■ Exercise brief
Copy every line again, requests included, beginning at the line that contains "List all visible" and stopping after the line that contains "- file-icon: [257, 564, 297, 613]". Multiply each box coordinate by 1.05 and round to whole numbers, with halves rounded up. Leave the pictures out and keep the numbers in the requests and their format samples unchanged.

■ Data entries
----

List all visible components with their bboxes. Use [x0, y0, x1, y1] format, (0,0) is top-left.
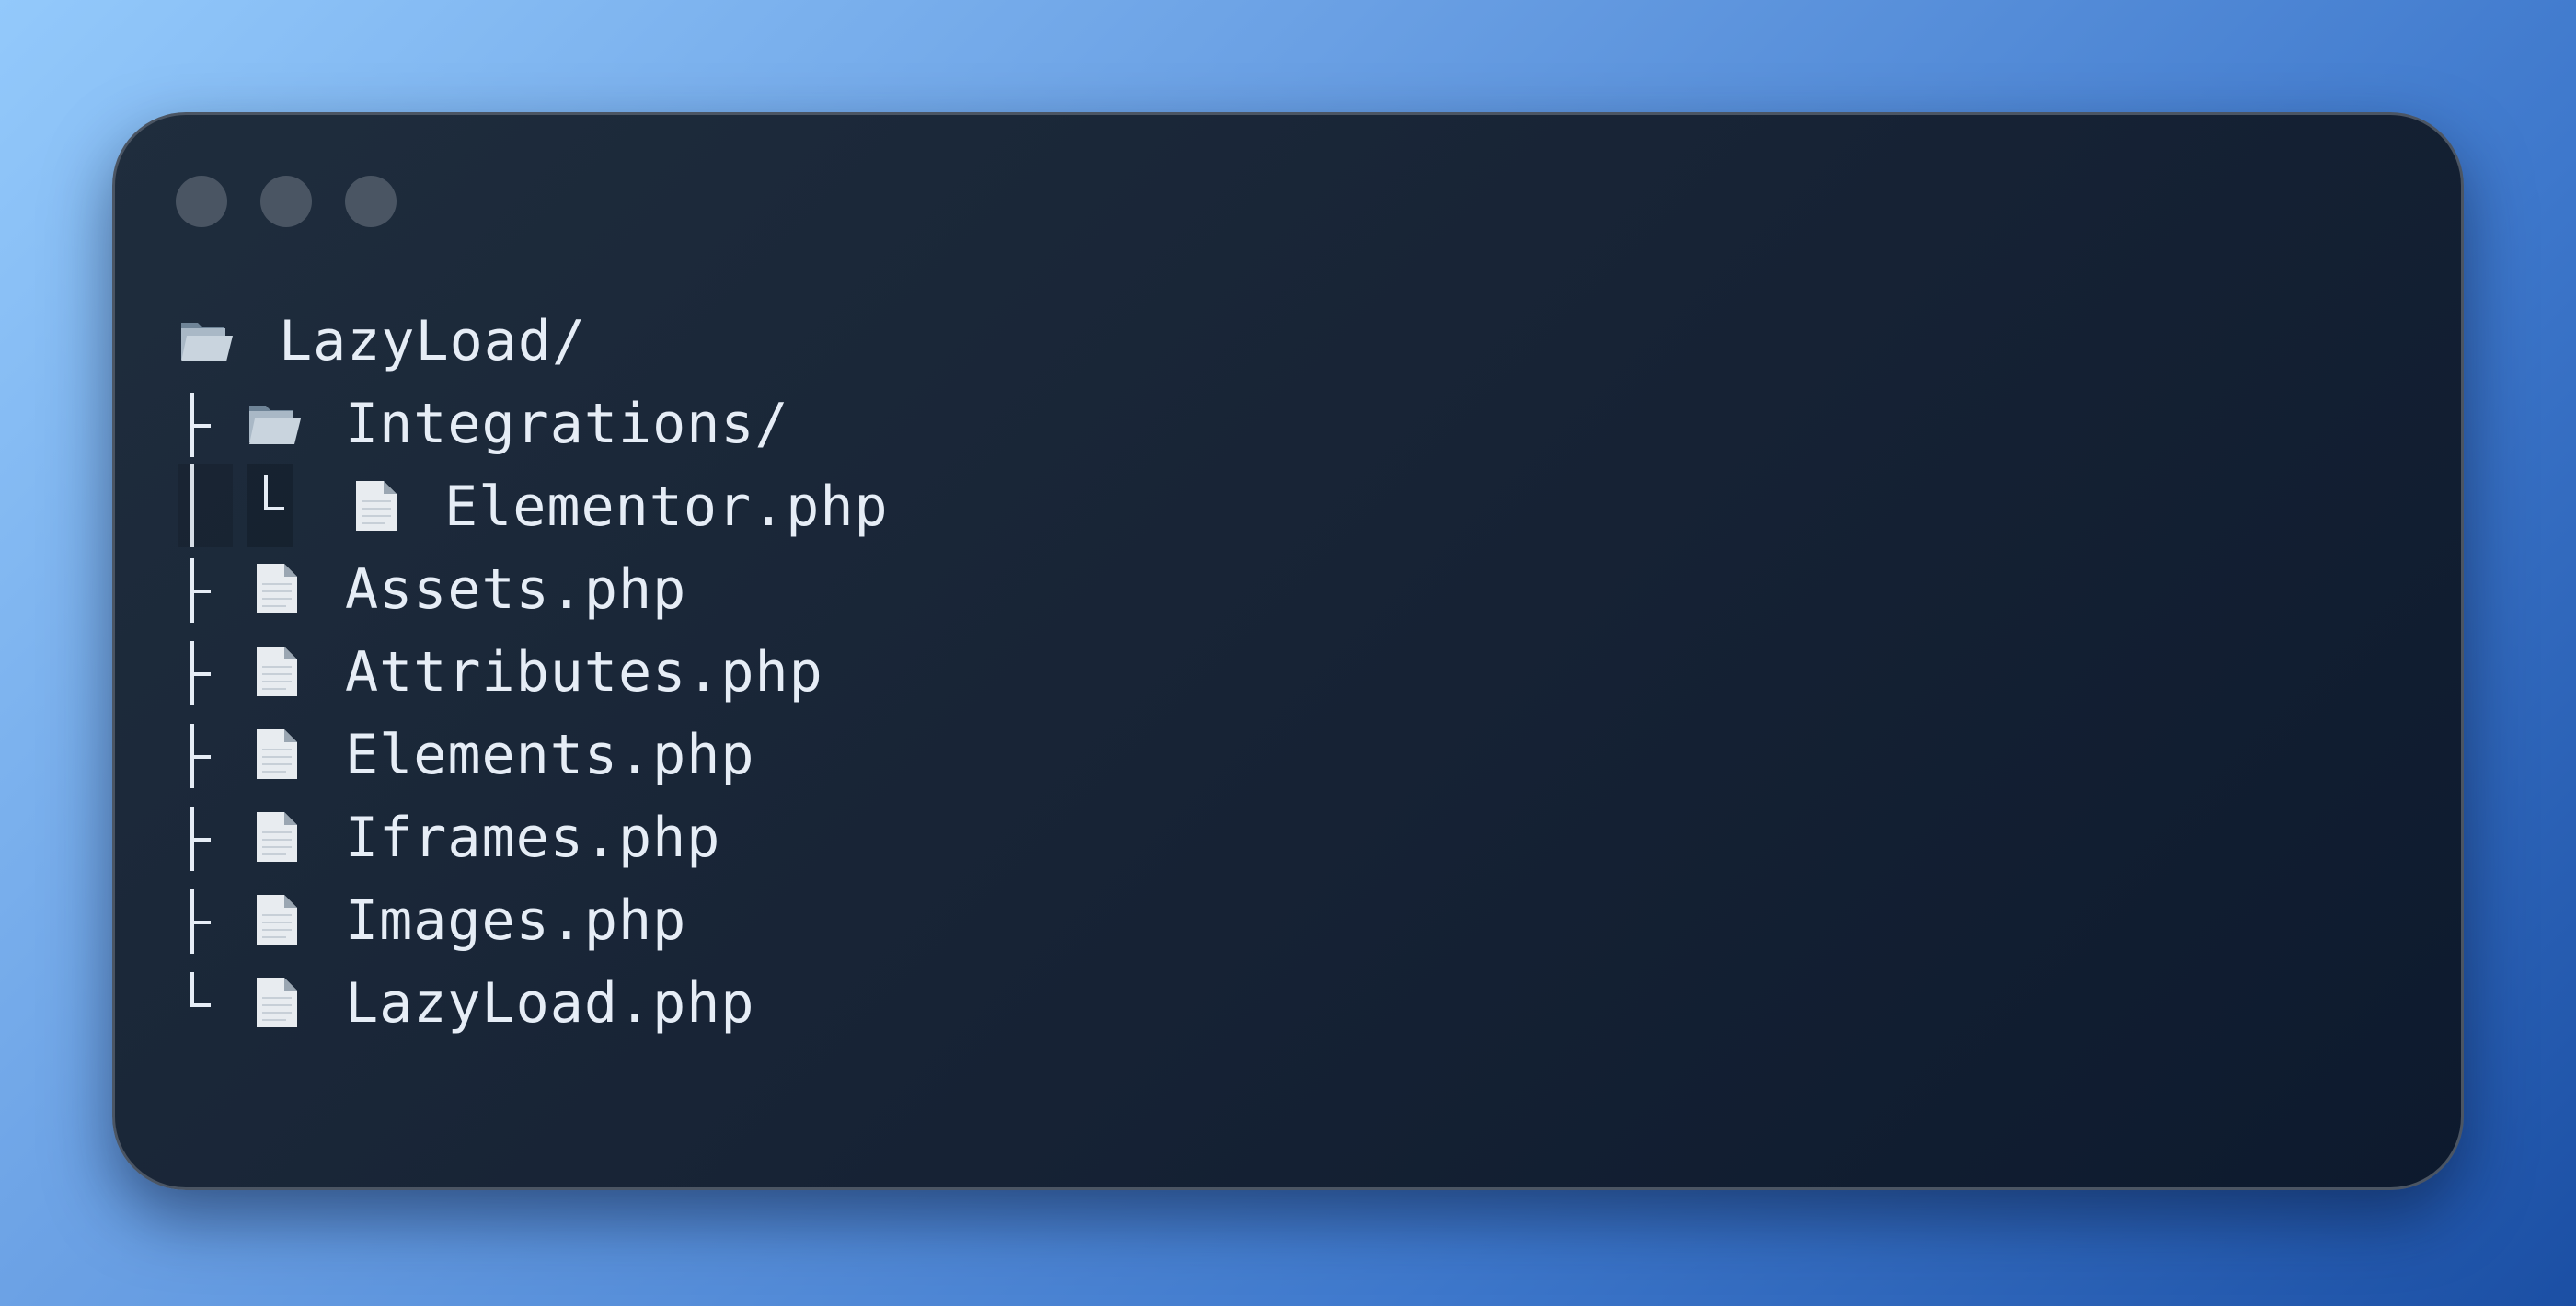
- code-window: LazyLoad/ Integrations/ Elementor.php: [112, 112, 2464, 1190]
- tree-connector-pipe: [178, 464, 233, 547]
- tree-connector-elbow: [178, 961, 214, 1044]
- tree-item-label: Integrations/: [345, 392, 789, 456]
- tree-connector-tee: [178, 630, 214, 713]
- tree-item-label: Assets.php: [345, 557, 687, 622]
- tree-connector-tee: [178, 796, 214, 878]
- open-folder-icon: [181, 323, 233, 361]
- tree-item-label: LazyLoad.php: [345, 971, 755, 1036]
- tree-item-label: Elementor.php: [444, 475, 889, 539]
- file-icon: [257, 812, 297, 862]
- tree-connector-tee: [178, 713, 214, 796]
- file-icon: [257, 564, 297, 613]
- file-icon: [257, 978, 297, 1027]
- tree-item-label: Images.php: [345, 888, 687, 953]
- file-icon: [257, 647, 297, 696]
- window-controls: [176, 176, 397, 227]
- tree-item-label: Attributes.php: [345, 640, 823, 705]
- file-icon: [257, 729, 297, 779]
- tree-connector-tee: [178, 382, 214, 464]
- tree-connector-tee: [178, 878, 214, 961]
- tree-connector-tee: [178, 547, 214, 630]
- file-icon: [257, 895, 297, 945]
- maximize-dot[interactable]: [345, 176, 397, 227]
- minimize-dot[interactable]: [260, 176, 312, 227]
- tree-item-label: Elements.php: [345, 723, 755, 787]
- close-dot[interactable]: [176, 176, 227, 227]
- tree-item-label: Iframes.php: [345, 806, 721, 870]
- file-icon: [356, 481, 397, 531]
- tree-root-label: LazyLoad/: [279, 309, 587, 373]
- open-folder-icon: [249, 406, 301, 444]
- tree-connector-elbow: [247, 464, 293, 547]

----

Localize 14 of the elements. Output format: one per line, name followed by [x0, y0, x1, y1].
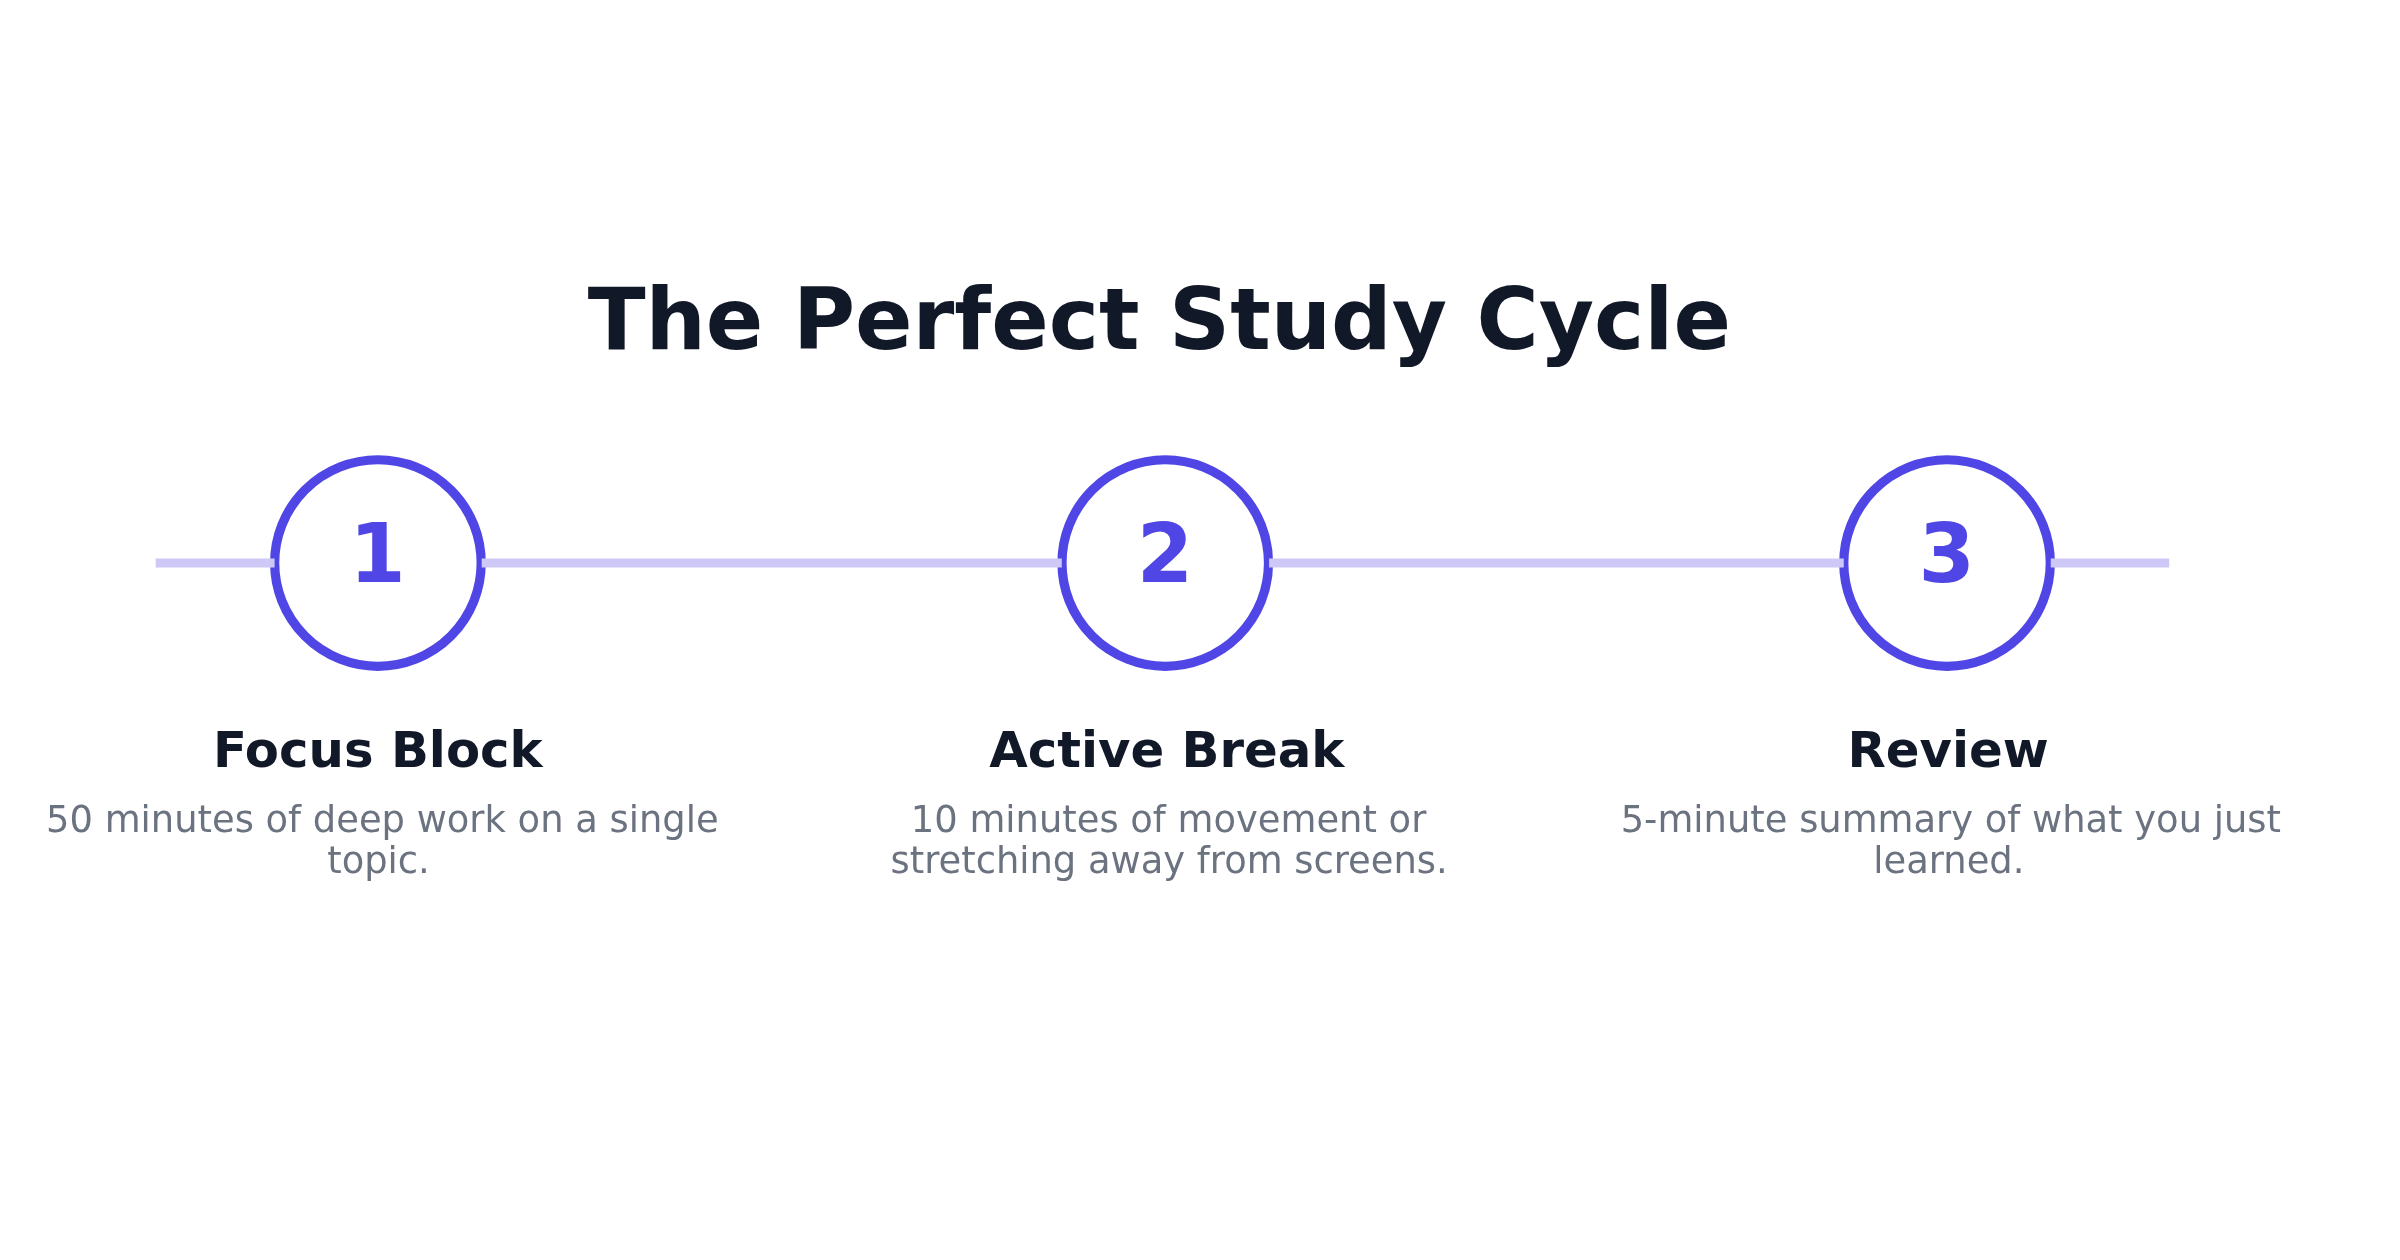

----

■ Solution to this task
List all visible components with their bboxes. Use [x0, y0, x1, y1] format, (0,0) is top-left.
- code-window: LazyLoad/ Integrations/ Elementor.php: [118, 118, 2587, 1250]
- tree-connector-pipe: [187, 487, 245, 574]
- tree-connector-elbow: [187, 1009, 225, 1096]
- tree-item-label: Integrations/: [362, 412, 828, 479]
- tree-connector-tee: [187, 662, 225, 749]
- tree-item-label: Assets.php: [362, 585, 721, 653]
- tree-connector-tee: [187, 836, 225, 922]
- open-folder-icon: [190, 339, 245, 379]
- tree-item-label: LazyLoad.php: [362, 1020, 793, 1088]
- tree-item-label: Elementor.php: [466, 499, 933, 566]
- file-icon: [270, 853, 312, 905]
- tree-connector-tee: [187, 749, 225, 836]
- file-icon: [270, 592, 312, 644]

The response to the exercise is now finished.